### MATERIAL TO PROCESS
— Begin —
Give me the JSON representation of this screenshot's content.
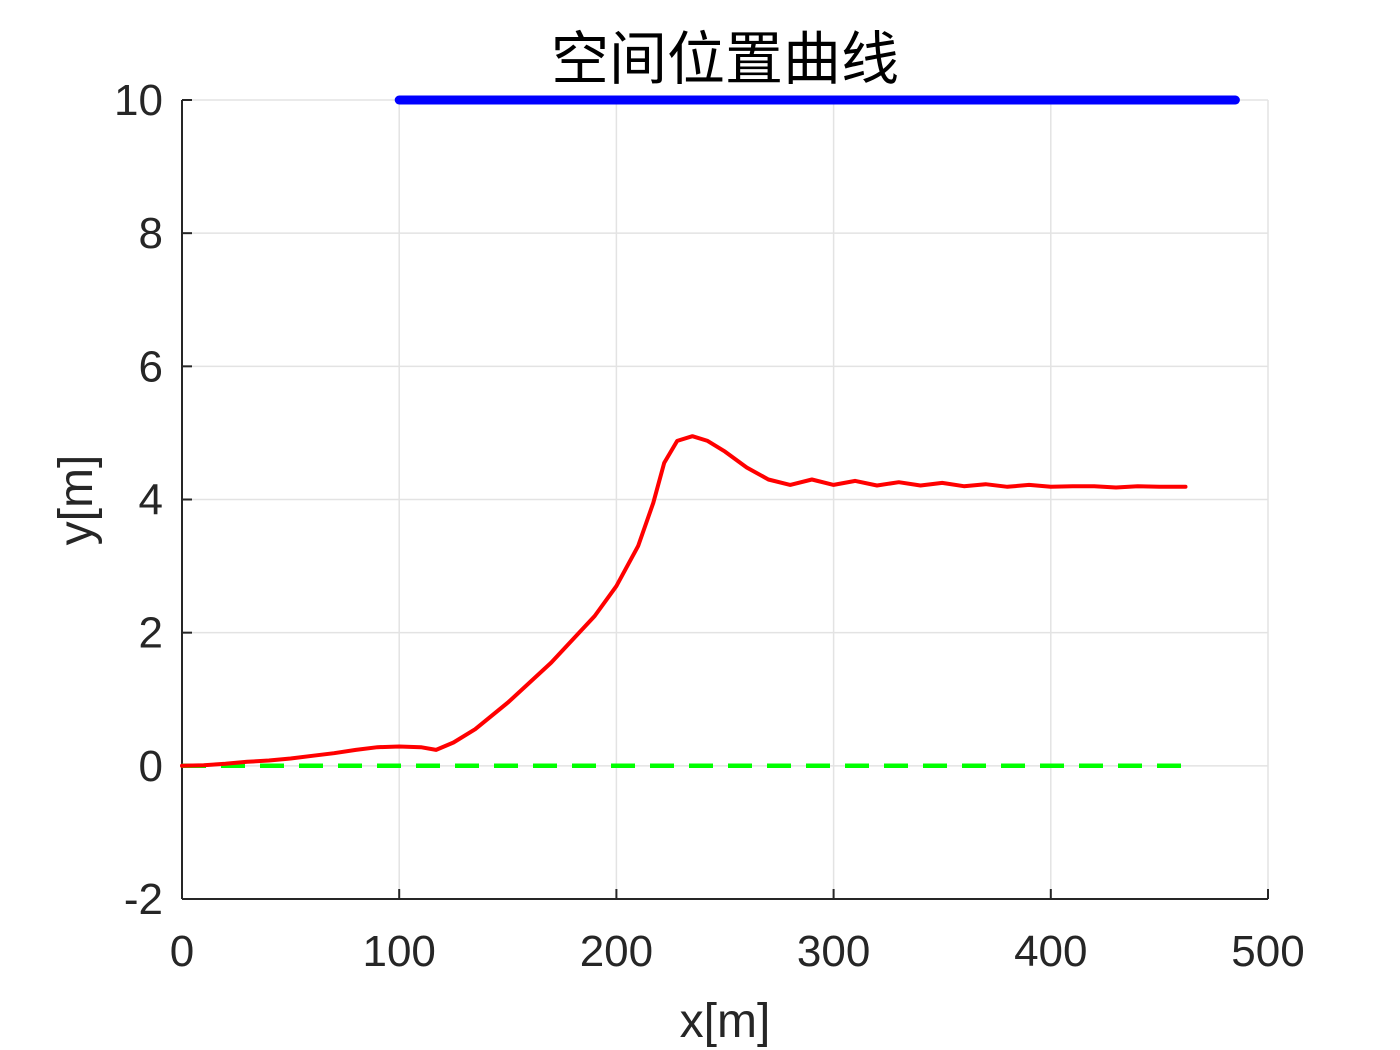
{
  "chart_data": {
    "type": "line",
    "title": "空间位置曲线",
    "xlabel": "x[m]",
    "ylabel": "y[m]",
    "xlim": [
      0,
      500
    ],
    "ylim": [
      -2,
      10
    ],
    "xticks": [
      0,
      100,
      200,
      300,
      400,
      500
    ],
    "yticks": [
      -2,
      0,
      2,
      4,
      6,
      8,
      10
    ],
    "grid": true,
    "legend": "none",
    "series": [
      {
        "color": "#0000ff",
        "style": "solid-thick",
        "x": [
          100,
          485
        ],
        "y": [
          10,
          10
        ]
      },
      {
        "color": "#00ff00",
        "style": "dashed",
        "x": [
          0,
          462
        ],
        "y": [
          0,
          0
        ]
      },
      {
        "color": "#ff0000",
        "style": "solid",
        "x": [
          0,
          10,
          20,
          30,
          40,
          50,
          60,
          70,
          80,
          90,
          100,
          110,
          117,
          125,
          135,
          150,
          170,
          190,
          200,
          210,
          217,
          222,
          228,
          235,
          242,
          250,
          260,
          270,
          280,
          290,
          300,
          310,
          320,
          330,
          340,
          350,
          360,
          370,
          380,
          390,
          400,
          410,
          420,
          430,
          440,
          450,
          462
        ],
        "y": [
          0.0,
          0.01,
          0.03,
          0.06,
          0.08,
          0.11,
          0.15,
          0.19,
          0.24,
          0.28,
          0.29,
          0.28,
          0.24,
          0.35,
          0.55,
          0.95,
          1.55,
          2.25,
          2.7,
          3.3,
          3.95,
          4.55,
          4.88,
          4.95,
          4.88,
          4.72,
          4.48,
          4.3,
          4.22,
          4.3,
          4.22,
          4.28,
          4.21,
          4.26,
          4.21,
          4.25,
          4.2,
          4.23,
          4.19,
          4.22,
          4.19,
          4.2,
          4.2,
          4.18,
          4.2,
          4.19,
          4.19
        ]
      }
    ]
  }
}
— End —
### STATED PROBLEM
Print the complete listing exactly, apart from any pictures.

### ANSWER TO THIS TASK
Give me the JSON representation of this screenshot's content.
{
  "chart_data": {
    "type": "line",
    "title": "空间位置曲线",
    "xlabel": "x[m]",
    "ylabel": "y[m]",
    "xlim": [
      0,
      500
    ],
    "ylim": [
      -2,
      10
    ],
    "xticks": [
      0,
      100,
      200,
      300,
      400,
      500
    ],
    "yticks": [
      -2,
      0,
      2,
      4,
      6,
      8,
      10
    ],
    "grid": true,
    "legend": "none",
    "series": [
      {
        "color": "#0000ff",
        "style": "solid-thick",
        "x": [
          100,
          485
        ],
        "y": [
          10,
          10
        ]
      },
      {
        "color": "#00ff00",
        "style": "dashed",
        "x": [
          0,
          462
        ],
        "y": [
          0,
          0
        ]
      },
      {
        "color": "#ff0000",
        "style": "solid",
        "x": [
          0,
          10,
          20,
          30,
          40,
          50,
          60,
          70,
          80,
          90,
          100,
          110,
          117,
          125,
          135,
          150,
          170,
          190,
          200,
          210,
          217,
          222,
          228,
          235,
          242,
          250,
          260,
          270,
          280,
          290,
          300,
          310,
          320,
          330,
          340,
          350,
          360,
          370,
          380,
          390,
          400,
          410,
          420,
          430,
          440,
          450,
          462
        ],
        "y": [
          0.0,
          0.01,
          0.03,
          0.06,
          0.08,
          0.11,
          0.15,
          0.19,
          0.24,
          0.28,
          0.29,
          0.28,
          0.24,
          0.35,
          0.55,
          0.95,
          1.55,
          2.25,
          2.7,
          3.3,
          3.95,
          4.55,
          4.88,
          4.95,
          4.88,
          4.72,
          4.48,
          4.3,
          4.22,
          4.3,
          4.22,
          4.28,
          4.21,
          4.26,
          4.21,
          4.25,
          4.2,
          4.23,
          4.19,
          4.22,
          4.19,
          4.2,
          4.2,
          4.18,
          4.2,
          4.19,
          4.19
        ]
      }
    ]
  }
}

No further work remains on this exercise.